- _Records supplied_

===

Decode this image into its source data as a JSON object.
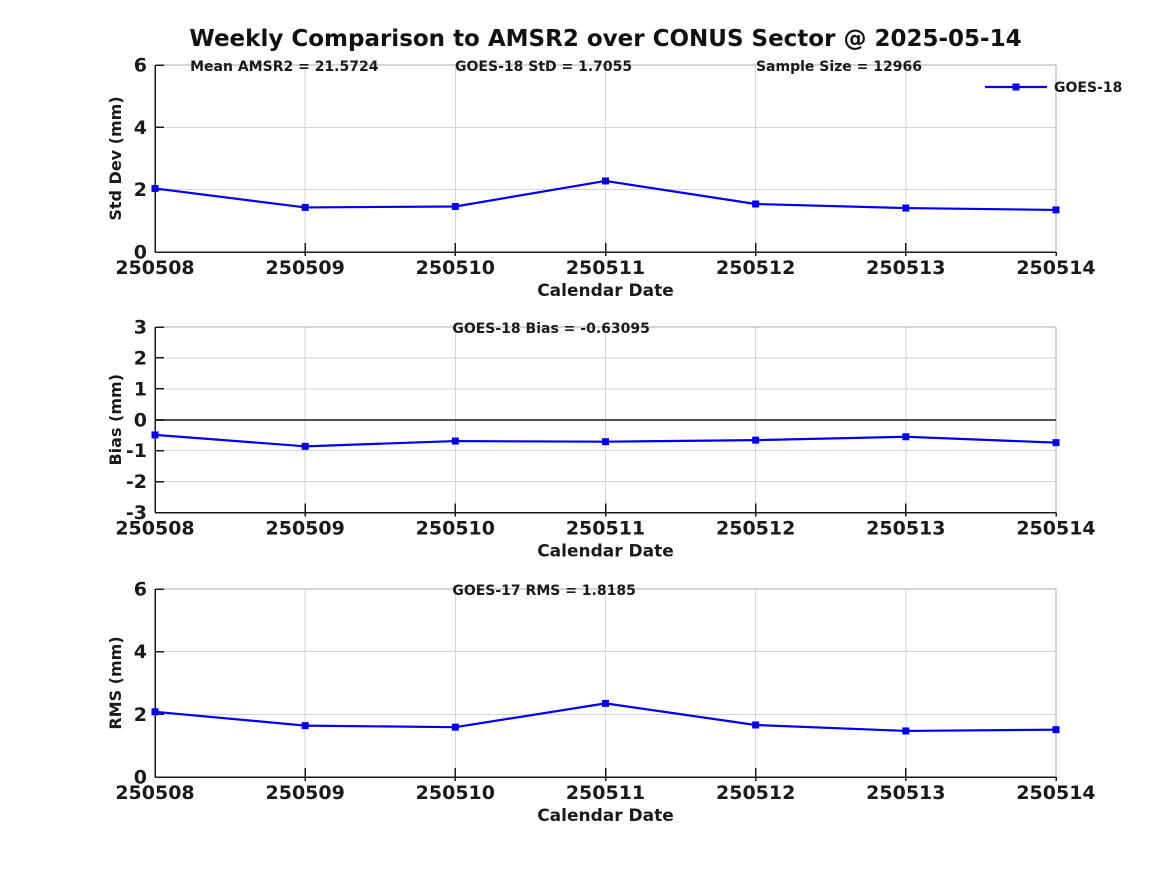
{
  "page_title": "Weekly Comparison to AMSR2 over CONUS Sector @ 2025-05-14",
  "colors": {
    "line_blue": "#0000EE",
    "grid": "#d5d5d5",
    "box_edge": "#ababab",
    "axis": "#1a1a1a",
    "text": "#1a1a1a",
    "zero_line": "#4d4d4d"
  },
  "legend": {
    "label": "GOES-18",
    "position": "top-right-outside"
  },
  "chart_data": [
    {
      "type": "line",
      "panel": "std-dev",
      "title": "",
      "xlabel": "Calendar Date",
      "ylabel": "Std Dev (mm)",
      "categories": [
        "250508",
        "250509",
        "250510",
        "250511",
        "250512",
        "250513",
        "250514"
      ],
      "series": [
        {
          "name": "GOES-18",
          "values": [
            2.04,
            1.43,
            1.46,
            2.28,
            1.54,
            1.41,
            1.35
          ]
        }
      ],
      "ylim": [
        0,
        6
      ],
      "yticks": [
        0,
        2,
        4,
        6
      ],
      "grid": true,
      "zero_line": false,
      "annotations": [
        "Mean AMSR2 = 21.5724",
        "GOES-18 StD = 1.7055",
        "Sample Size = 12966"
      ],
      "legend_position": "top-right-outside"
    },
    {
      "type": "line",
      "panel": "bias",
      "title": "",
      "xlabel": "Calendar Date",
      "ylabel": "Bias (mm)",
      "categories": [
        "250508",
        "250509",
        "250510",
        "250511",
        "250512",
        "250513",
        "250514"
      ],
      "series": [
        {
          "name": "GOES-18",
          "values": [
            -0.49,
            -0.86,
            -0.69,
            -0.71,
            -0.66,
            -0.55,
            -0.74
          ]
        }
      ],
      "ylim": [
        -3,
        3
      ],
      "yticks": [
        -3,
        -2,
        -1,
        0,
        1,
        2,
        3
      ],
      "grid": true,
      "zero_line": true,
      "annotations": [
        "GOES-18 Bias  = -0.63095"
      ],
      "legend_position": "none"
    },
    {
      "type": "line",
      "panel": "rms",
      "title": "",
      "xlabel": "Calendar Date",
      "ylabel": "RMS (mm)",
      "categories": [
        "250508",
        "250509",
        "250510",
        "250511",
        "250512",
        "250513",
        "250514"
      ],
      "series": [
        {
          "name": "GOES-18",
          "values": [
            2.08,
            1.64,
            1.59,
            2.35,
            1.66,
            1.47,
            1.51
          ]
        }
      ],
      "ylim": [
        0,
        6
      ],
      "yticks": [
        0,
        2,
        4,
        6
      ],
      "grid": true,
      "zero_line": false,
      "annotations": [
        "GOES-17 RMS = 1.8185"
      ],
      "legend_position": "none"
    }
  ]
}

===

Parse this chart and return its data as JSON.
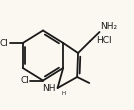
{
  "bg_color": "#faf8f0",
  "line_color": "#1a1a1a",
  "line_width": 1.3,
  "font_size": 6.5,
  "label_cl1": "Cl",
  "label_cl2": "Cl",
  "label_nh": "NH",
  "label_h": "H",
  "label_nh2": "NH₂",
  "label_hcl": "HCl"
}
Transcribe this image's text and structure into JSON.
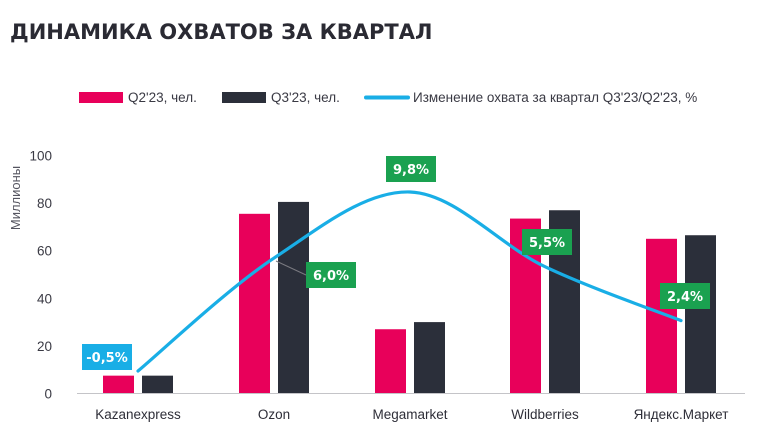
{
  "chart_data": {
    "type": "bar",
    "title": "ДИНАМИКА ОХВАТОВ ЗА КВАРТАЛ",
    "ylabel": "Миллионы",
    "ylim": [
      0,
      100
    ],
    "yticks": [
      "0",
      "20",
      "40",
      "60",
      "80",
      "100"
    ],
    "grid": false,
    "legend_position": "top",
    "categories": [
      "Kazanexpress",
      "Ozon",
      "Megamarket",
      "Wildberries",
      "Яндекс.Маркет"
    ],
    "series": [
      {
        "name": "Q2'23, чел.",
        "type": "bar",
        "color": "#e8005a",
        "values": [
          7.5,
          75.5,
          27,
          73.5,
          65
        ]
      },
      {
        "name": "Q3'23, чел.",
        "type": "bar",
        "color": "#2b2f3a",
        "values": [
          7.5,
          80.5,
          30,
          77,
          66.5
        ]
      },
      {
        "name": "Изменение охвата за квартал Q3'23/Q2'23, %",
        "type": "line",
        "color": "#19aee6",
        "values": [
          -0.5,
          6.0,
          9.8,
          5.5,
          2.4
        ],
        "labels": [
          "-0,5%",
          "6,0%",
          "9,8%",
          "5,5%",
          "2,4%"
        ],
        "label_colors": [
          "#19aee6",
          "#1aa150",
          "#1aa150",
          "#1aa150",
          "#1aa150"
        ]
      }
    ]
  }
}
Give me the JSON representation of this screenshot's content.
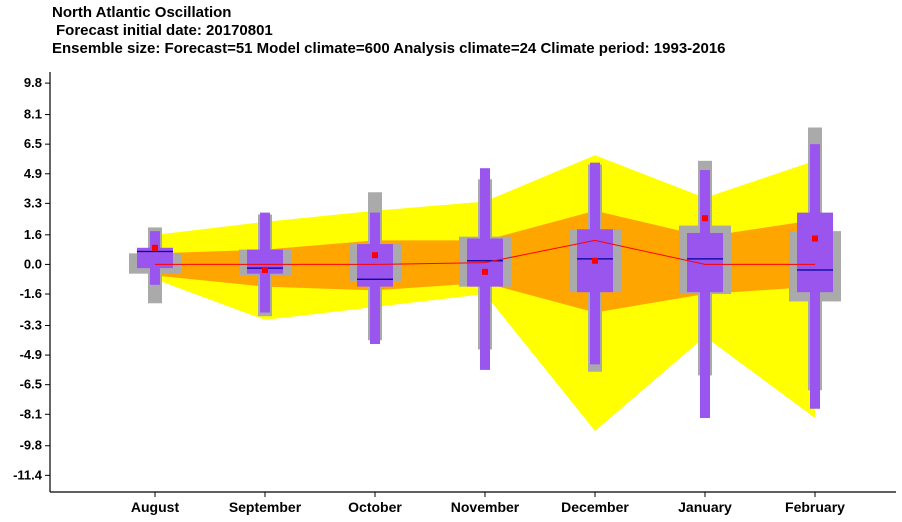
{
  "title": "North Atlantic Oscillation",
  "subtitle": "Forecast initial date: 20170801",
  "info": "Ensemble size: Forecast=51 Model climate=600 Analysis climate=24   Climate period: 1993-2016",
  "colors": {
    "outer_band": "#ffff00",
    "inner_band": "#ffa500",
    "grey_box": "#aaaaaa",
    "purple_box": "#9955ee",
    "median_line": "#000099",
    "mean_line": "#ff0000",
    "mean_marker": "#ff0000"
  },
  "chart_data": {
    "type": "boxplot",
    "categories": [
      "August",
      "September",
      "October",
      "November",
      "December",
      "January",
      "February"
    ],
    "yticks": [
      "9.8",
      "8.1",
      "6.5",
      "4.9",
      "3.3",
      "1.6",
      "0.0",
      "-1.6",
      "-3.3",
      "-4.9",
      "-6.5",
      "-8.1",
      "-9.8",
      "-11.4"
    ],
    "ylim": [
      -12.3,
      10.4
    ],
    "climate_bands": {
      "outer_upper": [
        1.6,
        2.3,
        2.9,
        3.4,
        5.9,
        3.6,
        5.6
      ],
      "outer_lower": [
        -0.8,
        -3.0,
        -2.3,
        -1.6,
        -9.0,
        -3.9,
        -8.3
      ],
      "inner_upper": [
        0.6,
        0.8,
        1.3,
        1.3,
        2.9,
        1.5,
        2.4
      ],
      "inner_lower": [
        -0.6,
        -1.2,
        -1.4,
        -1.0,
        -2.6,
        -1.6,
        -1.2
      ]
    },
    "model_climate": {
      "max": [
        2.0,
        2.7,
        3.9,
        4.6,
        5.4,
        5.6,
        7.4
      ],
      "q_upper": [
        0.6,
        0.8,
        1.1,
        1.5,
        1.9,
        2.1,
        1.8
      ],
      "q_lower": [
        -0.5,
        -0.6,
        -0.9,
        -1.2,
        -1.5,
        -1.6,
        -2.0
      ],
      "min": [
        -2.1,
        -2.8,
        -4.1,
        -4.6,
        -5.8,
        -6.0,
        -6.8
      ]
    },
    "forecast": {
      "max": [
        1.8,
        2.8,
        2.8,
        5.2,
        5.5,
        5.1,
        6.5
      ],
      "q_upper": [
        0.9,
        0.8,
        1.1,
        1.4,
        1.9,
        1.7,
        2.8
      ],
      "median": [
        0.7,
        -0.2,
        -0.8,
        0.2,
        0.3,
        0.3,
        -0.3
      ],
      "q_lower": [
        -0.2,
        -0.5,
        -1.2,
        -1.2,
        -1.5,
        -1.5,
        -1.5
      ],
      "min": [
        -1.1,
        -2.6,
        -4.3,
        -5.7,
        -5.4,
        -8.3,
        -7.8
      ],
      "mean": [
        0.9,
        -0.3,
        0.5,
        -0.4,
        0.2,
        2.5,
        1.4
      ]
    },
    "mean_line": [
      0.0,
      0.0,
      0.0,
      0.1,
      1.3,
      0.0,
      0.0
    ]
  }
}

===

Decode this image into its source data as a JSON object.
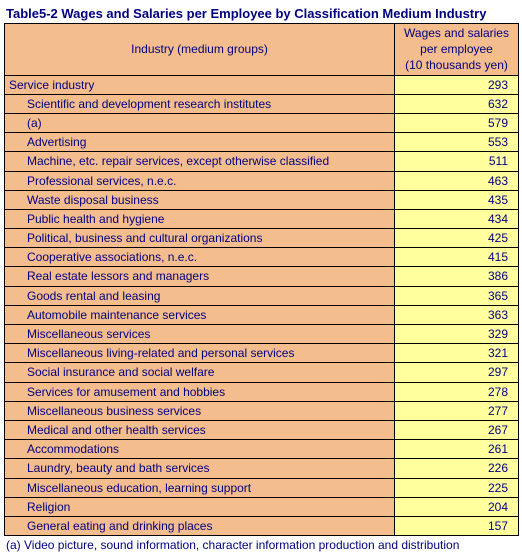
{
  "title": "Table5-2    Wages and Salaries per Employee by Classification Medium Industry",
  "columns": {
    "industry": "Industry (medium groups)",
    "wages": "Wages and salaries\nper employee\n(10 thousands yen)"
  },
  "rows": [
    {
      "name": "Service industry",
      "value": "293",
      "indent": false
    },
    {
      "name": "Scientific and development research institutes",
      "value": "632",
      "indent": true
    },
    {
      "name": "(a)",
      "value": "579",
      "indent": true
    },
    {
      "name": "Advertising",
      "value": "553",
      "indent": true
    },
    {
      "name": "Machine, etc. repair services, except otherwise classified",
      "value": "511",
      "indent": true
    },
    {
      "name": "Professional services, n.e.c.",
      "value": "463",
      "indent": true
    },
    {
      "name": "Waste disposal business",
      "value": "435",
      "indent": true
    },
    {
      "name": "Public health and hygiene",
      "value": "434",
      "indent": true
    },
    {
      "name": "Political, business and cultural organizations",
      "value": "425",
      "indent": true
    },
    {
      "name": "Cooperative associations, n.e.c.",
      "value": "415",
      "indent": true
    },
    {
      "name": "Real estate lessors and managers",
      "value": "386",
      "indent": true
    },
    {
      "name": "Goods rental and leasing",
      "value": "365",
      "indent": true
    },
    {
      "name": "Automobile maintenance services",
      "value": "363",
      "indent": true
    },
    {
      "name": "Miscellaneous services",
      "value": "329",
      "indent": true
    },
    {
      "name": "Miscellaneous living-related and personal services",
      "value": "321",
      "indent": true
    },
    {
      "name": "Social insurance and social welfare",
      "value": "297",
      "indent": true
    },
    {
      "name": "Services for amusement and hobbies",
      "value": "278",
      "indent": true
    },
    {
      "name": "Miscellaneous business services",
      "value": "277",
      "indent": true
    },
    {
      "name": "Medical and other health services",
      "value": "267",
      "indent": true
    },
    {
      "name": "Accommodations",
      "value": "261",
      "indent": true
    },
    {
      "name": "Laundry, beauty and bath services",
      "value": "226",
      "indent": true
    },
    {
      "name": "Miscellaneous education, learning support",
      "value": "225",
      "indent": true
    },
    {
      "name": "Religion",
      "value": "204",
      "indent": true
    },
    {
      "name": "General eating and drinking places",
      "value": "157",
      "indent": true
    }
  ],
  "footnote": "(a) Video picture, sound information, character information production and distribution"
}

===

- _What to do_
List each line in the listing that contains the string "GOES".

- _Reply to the exercise_
    "label": "GOES-18",
          "name": "GOES-18",
        "GOES-18 StD = 1.7055",
          "name": "GOES-18",
        "GOES-18 Bias  = -0.63095"
          "name": "GOES-18",
        "GOES-17 RMS = 1.8185"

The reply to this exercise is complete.